> Records to use
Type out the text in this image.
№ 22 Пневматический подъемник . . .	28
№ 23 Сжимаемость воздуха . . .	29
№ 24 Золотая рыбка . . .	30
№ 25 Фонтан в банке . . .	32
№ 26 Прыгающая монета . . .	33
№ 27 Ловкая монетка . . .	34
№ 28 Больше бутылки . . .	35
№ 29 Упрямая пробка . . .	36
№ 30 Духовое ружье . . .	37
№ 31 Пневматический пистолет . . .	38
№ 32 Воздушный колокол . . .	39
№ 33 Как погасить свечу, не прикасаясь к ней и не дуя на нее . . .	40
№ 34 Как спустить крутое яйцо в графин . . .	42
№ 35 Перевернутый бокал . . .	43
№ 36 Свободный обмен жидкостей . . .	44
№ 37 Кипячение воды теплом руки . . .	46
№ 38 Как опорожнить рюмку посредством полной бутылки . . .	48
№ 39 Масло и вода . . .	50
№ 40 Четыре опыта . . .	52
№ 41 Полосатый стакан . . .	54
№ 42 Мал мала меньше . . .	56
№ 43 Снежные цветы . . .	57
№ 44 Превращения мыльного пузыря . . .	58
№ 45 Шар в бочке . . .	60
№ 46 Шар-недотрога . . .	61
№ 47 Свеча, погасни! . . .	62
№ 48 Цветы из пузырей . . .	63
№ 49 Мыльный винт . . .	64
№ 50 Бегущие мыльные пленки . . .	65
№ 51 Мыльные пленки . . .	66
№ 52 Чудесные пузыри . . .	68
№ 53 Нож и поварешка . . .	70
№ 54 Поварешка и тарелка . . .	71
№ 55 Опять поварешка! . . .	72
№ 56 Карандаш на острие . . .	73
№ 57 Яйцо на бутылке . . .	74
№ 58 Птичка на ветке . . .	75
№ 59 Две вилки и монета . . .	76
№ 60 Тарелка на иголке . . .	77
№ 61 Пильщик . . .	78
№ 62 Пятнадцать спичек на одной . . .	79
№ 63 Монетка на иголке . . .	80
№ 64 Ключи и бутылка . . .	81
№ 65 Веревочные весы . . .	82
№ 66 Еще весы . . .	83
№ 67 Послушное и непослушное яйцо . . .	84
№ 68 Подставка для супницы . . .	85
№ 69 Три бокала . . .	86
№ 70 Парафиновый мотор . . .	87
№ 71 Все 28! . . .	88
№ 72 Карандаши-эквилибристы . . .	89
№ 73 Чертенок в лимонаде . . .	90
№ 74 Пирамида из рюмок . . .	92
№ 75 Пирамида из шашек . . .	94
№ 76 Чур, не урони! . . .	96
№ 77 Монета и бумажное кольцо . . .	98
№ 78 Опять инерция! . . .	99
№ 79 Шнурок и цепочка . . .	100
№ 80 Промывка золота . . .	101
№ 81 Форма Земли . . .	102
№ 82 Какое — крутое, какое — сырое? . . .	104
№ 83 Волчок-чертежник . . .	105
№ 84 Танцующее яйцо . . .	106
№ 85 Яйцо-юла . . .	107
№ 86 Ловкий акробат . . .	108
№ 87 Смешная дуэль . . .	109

> The exercise
Set out every line from the material that contains the string "Пирамида".

> Result for this task
№ 74 Пирамида из рюмок . . .	92
№ 75 Пирамида из шашек . . .	94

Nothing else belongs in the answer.